[Exercise description] Write out all of the data exactly as it appears.

>> BEGIN

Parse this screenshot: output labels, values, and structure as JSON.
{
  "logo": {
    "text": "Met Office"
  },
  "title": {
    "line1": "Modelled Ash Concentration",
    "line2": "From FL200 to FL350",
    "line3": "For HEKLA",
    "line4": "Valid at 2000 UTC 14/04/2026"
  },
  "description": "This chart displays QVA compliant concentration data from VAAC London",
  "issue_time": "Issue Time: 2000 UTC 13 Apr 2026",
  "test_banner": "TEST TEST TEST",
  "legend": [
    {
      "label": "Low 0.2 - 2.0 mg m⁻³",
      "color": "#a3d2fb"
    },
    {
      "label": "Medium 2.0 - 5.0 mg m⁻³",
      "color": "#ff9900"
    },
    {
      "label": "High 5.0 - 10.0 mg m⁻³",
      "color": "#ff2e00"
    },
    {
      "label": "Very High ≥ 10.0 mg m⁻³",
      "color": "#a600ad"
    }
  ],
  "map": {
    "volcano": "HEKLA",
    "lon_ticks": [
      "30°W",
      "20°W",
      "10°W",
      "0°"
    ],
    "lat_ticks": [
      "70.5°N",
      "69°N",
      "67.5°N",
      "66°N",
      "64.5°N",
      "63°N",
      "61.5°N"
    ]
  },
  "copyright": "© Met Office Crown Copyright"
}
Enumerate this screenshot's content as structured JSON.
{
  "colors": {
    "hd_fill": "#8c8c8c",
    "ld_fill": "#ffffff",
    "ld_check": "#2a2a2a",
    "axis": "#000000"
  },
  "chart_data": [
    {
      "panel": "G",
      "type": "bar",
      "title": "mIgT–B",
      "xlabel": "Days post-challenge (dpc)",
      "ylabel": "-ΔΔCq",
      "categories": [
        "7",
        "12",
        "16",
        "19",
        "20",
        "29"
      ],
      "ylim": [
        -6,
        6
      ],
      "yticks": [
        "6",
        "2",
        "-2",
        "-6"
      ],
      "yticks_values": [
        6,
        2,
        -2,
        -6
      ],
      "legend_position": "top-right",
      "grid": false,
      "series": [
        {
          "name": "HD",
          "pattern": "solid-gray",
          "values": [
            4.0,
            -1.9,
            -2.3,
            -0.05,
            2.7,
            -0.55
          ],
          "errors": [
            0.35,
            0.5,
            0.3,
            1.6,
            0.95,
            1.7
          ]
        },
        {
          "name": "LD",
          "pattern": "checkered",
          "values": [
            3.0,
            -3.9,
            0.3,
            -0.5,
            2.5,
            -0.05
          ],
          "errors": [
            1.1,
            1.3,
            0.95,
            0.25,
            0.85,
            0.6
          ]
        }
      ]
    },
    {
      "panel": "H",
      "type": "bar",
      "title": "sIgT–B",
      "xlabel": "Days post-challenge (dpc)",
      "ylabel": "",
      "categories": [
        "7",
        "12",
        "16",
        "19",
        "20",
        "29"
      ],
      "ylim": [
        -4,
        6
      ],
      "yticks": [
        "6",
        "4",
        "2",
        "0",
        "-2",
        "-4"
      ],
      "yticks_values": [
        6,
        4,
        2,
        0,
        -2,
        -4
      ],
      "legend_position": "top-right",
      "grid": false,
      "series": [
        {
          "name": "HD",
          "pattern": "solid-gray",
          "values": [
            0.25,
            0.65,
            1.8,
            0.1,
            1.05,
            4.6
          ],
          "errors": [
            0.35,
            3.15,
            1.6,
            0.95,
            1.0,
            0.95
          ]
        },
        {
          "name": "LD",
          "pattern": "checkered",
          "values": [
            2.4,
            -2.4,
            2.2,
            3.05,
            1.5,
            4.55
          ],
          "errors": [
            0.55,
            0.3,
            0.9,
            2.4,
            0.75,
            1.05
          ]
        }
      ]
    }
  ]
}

>> END

[Written solution]
Parse this screenshot: output labels, values, and structure as JSON.
{
  "logo": {
    "text": "Met Office"
  },
  "title": {
    "line1": "Modelled Ash Concentration",
    "line2": "From FL200 to FL350",
    "line3": "For HEKLA",
    "line4": "Valid at 2000 UTC 14/04/2026"
  },
  "description": "This chart displays QVA compliant concentration data from VAAC London",
  "issue_time": "Issue Time: 2000 UTC 13 Apr 2026",
  "test_banner": "TEST TEST TEST",
  "legend": [
    {
      "label": "Low 0.2 - 2.0 mg m⁻³",
      "color": "#a3d2fb"
    },
    {
      "label": "Medium 2.0 - 5.0 mg m⁻³",
      "color": "#ff9900"
    },
    {
      "label": "High 5.0 - 10.0 mg m⁻³",
      "color": "#ff2e00"
    },
    {
      "label": "Very High ≥ 10.0 mg m⁻³",
      "color": "#a600ad"
    }
  ],
  "map": {
    "volcano": "HEKLA",
    "lon_ticks": [
      "30°W",
      "20°W",
      "10°W",
      "0°"
    ],
    "lat_ticks": [
      "70.5°N",
      "69°N",
      "67.5°N",
      "66°N",
      "64.5°N",
      "63°N",
      "61.5°N"
    ]
  },
  "copyright": "© Met Office Crown Copyright"
}
Enumerate this screenshot's content as structured JSON.
{
  "colors": {
    "hd_fill": "#8c8c8c",
    "ld_fill": "#ffffff",
    "ld_check": "#2a2a2a",
    "axis": "#000000"
  },
  "chart_data": [
    {
      "panel": "G",
      "type": "bar",
      "title": "mIgT–B",
      "xlabel": "Days post-challenge (dpc)",
      "ylabel": "-ΔΔCq",
      "categories": [
        "7",
        "12",
        "16",
        "19",
        "20",
        "29"
      ],
      "ylim": [
        -6,
        6
      ],
      "yticks": [
        "6",
        "2",
        "-2",
        "-6"
      ],
      "yticks_values": [
        6,
        2,
        -2,
        -6
      ],
      "legend_position": "top-right",
      "grid": false,
      "series": [
        {
          "name": "HD",
          "pattern": "solid-gray",
          "values": [
            4.0,
            -1.9,
            -2.3,
            -0.05,
            2.7,
            -0.55
          ],
          "errors": [
            0.35,
            0.5,
            0.3,
            1.6,
            0.95,
            1.7
          ]
        },
        {
          "name": "LD",
          "pattern": "checkered",
          "values": [
            3.0,
            -3.9,
            0.3,
            -0.5,
            2.5,
            -0.05
          ],
          "errors": [
            1.1,
            1.3,
            0.95,
            0.25,
            0.85,
            0.6
          ]
        }
      ]
    },
    {
      "panel": "H",
      "type": "bar",
      "title": "sIgT–B",
      "xlabel": "Days post-challenge (dpc)",
      "ylabel": "",
      "categories": [
        "7",
        "12",
        "16",
        "19",
        "20",
        "29"
      ],
      "ylim": [
        -4,
        6
      ],
      "yticks": [
        "6",
        "4",
        "2",
        "0",
        "-2",
        "-4"
      ],
      "yticks_values": [
        6,
        4,
        2,
        0,
        -2,
        -4
      ],
      "legend_position": "top-right",
      "grid": false,
      "series": [
        {
          "name": "HD",
          "pattern": "solid-gray",
          "values": [
            0.25,
            0.65,
            1.8,
            0.1,
            1.05,
            4.6
          ],
          "errors": [
            0.35,
            3.15,
            1.6,
            0.95,
            1.0,
            0.95
          ]
        },
        {
          "name": "LD",
          "pattern": "checkered",
          "values": [
            2.4,
            -2.4,
            2.2,
            3.05,
            1.5,
            4.55
          ],
          "errors": [
            0.55,
            0.3,
            0.9,
            2.4,
            0.75,
            1.05
          ]
        }
      ]
    }
  ]
}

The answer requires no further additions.